== Objective ==
Output the data word for word, dropping every image.

== Record excerpts ==
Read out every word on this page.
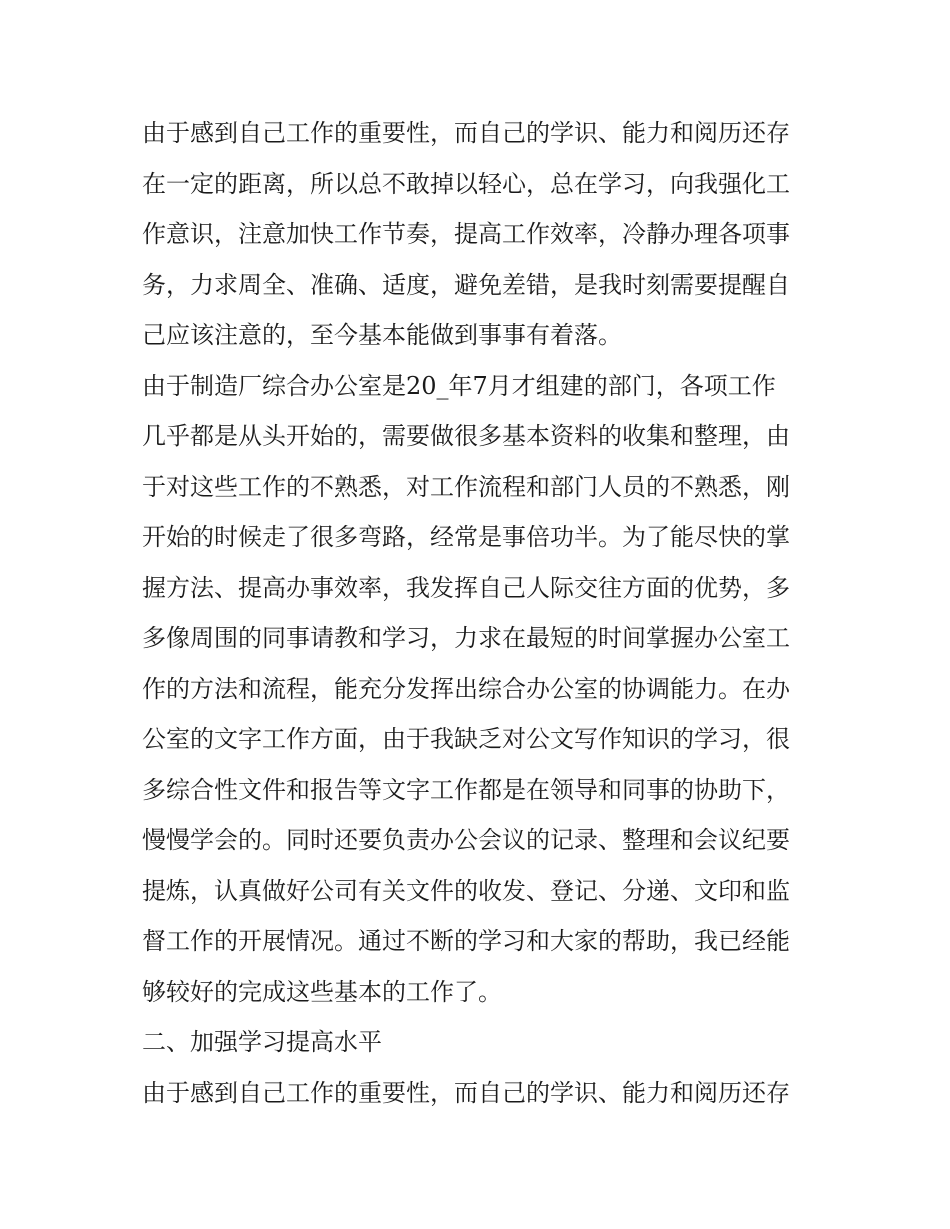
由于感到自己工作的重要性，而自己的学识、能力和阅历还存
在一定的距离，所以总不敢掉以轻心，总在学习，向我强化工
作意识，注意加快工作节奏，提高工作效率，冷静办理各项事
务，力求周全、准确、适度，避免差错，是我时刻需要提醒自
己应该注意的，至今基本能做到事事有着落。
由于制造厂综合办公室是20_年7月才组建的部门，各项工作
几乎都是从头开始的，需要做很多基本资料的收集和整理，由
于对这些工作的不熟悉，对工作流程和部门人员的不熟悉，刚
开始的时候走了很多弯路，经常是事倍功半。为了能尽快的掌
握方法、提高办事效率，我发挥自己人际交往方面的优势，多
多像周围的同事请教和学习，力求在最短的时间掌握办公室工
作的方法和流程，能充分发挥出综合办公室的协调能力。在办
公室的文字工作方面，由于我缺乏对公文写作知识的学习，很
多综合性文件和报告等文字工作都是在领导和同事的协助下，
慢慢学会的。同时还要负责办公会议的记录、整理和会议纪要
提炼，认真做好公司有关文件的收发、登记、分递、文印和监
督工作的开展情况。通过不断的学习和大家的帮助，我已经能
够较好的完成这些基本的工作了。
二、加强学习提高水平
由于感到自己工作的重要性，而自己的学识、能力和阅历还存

== Task output ==
Read out every word on this page.
由于感到自己工作的重要性，而自己的学识、能力和阅历还存
在一定的距离，所以总不敢掉以轻心，总在学习，向我强化工
作意识，注意加快工作节奏，提高工作效率，冷静办理各项事
务，力求周全、准确、适度，避免差错，是我时刻需要提醒自
己应该注意的，至今基本能做到事事有着落。
由于制造厂综合办公室是20_年7月才组建的部门，各项工作
几乎都是从头开始的，需要做很多基本资料的收集和整理，由
于对这些工作的不熟悉，对工作流程和部门人员的不熟悉，刚
开始的时候走了很多弯路，经常是事倍功半。为了能尽快的掌
握方法、提高办事效率，我发挥自己人际交往方面的优势，多
多像周围的同事请教和学习，力求在最短的时间掌握办公室工
作的方法和流程，能充分发挥出综合办公室的协调能力。在办
公室的文字工作方面，由于我缺乏对公文写作知识的学习，很
多综合性文件和报告等文字工作都是在领导和同事的协助下，
慢慢学会的。同时还要负责办公会议的记录、整理和会议纪要
提炼，认真做好公司有关文件的收发、登记、分递、文印和监
督工作的开展情况。通过不断的学习和大家的帮助，我已经能
够较好的完成这些基本的工作了。
二、加强学习提高水平
由于感到自己工作的重要性，而自己的学识、能力和阅历还存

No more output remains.